* YOUR GOAL *
From the listing below, select every line where the word "name" appears.

* INPUT FOR THIS TASK *
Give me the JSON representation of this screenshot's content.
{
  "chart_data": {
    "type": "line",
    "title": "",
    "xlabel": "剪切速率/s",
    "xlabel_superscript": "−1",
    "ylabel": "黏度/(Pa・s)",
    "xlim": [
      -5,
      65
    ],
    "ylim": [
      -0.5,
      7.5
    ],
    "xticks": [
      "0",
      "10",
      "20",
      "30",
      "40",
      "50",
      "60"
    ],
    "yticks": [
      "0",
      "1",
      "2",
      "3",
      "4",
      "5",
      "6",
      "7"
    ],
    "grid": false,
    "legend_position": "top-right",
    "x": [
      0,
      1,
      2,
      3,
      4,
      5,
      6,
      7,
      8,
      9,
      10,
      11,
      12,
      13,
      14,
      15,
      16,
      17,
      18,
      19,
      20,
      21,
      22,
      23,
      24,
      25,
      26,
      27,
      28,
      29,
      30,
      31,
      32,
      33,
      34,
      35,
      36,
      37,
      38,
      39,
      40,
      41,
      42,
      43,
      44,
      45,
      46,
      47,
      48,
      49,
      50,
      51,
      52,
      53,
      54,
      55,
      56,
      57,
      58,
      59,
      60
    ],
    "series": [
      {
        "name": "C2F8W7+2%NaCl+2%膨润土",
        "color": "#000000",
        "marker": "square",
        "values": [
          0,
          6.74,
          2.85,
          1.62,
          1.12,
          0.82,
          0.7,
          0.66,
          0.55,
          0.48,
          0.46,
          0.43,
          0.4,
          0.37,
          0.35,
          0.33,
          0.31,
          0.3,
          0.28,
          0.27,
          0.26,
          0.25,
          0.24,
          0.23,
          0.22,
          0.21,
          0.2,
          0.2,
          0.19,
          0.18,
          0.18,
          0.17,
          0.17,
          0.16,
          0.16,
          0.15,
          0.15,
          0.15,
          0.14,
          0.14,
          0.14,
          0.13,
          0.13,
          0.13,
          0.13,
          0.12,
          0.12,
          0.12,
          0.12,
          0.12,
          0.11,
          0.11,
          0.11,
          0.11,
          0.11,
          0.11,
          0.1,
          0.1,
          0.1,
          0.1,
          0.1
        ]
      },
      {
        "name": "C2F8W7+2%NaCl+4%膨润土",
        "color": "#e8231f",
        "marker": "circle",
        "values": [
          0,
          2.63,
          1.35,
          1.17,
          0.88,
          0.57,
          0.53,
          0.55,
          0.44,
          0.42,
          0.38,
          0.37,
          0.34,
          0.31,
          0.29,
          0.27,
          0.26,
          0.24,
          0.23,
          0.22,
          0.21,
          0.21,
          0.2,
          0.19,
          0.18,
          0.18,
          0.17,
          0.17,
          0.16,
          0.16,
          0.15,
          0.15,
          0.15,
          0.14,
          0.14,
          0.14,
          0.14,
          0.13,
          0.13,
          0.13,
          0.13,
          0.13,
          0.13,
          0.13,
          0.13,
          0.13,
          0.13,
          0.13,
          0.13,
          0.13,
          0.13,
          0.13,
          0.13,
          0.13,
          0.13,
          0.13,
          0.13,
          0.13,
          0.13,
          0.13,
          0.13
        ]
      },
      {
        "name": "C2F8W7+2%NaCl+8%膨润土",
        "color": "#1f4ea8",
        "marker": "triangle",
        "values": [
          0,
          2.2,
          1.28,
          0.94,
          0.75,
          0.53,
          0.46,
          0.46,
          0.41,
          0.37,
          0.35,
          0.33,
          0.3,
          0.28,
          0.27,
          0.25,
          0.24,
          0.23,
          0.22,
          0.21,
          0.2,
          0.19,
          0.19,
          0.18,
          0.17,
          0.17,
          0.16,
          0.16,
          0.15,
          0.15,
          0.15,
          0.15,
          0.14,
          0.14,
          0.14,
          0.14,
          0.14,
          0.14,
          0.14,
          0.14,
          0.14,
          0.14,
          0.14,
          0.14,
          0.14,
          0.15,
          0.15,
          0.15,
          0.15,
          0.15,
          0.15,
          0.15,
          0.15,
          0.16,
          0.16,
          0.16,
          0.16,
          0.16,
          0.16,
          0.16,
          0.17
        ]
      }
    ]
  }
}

* SOLUTION TO THIS PROBLEM *
        "name": "C2F8W7+2%NaCl+2%膨润土",
        "name": "C2F8W7+2%NaCl+4%膨润土",
        "name": "C2F8W7+2%NaCl+8%膨润土",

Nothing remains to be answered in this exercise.